** Text excerpt **
-------

Figure 3 summarizes the mean total looking times during the test phase in both the own-race-face condition and other-race-face condition. As in Experiment 1, we conducted a mixed ANOVA separately for each age group, with trial as a within-participants factor and the familiarization condition as a between-participants factor. The mixed ANOVA showed that the main effect of stimulus was not significant in 5–6-month-olds, F(1, 30) = .00, ns, or in 8–9-month-olds, F(1, 30) = 1.55, ns, indicating no difference in total looking times during the test phase between the own-race-face condition and the other-race-face condition. Additionally, the mixed ANOVA revealed a significant Trials × Stimulus interaction in 8–9-month-olds, F(1, 30) = 10.18, p < .05, η2 = .07, although it was only marginally significantly in 5–6-month-olds, F (1, 30) = 2.90, p = .056, η2 = .05.

Fig. 3
figure 3

Mean total fixation times during the test phase of two familiarization conditions: in 5–6-month-olds (a) and in 8–9-month-olds (b). Dark-gray bars represent the results for the novel trials (the presentation of auditory /pa/ with vegetable images), and light-gray bars the results for the familiarized trials (the presentation of auditory /ta/ with vegetable images). The error bars represent ± 1 standard error of the mean. Asterisks indicate the significance level of the statistical differences: *p < .05

Next, we evaluated the novelty preference using multiple t tests (corrected using the Holm method) within each age group to compare the mean total looking time between the familiarized and novel trials in both race-face conditions. In 5–6-month-olds, the infants’ looking times were longer during the novel trial than during the familiarized trial in the own-race-face condition, t(15) = 2.85, p = .01, d = .91, while there was no difference of looking times between the novel and familiarized trial in the other-race-face condition, t(15) = .66, ns. A similar tendency was observed in 8–9-month-olds whereby infants’ looking times were longer during the novel trial than the familiarized trial in the own-race-face condition, t(15) = 4.71, p = .00, d = 1.08, but not in the other-race-face condition, t(15) = .37, ns. These results are consistent with the results of Experiment 1, indicating that infants showed a novelty preference for the /pa/ voice because they perceived the McGurk effect (/ta/) during the familiarization phase only in the own-race-face condition.

-------

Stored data
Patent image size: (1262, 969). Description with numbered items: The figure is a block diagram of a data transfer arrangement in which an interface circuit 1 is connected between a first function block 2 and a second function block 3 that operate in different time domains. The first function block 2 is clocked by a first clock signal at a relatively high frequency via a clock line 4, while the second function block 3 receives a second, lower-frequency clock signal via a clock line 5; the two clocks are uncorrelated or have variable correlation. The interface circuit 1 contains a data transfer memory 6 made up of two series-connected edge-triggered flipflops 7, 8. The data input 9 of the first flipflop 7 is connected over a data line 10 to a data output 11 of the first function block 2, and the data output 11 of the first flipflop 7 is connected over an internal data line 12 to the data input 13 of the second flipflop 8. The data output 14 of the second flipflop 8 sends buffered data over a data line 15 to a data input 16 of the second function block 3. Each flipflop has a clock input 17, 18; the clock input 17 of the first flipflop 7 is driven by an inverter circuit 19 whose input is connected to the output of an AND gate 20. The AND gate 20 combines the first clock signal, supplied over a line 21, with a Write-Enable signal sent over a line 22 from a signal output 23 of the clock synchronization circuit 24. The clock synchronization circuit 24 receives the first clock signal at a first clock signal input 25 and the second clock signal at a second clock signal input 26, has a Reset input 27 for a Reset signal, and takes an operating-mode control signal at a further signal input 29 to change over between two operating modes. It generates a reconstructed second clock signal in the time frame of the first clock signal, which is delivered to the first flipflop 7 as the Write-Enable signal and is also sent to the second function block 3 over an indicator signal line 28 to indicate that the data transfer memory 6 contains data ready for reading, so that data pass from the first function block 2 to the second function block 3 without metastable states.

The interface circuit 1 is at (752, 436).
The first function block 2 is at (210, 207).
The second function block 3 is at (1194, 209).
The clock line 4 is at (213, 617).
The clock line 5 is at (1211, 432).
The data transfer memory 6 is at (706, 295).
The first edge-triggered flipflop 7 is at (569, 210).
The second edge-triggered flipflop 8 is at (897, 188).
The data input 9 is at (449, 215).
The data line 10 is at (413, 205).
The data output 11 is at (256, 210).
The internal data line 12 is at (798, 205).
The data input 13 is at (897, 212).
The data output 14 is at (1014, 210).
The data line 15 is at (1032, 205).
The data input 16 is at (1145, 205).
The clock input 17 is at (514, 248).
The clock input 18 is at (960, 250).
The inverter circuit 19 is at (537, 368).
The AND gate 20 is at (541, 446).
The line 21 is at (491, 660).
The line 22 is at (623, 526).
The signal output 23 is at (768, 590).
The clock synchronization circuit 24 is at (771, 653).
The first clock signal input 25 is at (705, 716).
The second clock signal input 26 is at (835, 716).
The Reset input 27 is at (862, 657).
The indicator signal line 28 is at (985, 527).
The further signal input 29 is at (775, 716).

-------

** Prompt **
Carry the text excerpt on infants' looking times in the own-race-face and other-race-face conditions forward from its final sentence.

** Output of the exercise **
Discussion

This experiment tested whether the results of Experiment 1 pertained to the other-race speaker’s accent rather than ethnic property of the face by manipulating the coherence of speech identity cues in the McGurk stimuli. Our results showed that the infants in both age groups could perceive the McGurk effect in the familiarization trials and then showed a novelty preference for /pa/ in the own-race-face condition but not the other-race-face condition. This replicated the results in Experiment 1 that infants from 5 months have the sensitivity to integrate auditory and visual speech only for the own-race-face speaker regardless of irrelevant speech identity cues.

Our results indicate that the other-race effect on the McGurk effect did not come from the effect of an unfamiliar accent in the audio stimuli. The results of Experiment 2 eliminated this possibility by showing that infants can perceive the McGurk effect when presented the own-race face with the other-race speaker’s voice, containing an unfamiliar accent. In addition, a further analysis also revealed that the amount of decreased looking time during the familiarization phase in Experiment 2 was the same as in Experiment 1. These results indicate that the infants have recognized the McGurk stimuli regardless of the difference between the own-race and the other-race speaker’s accent during familiarization. From these results, we believe that the unfamiliar accent presented in audio stimuli had no impact on perceiving the McGurk effect in the own-race-face condition.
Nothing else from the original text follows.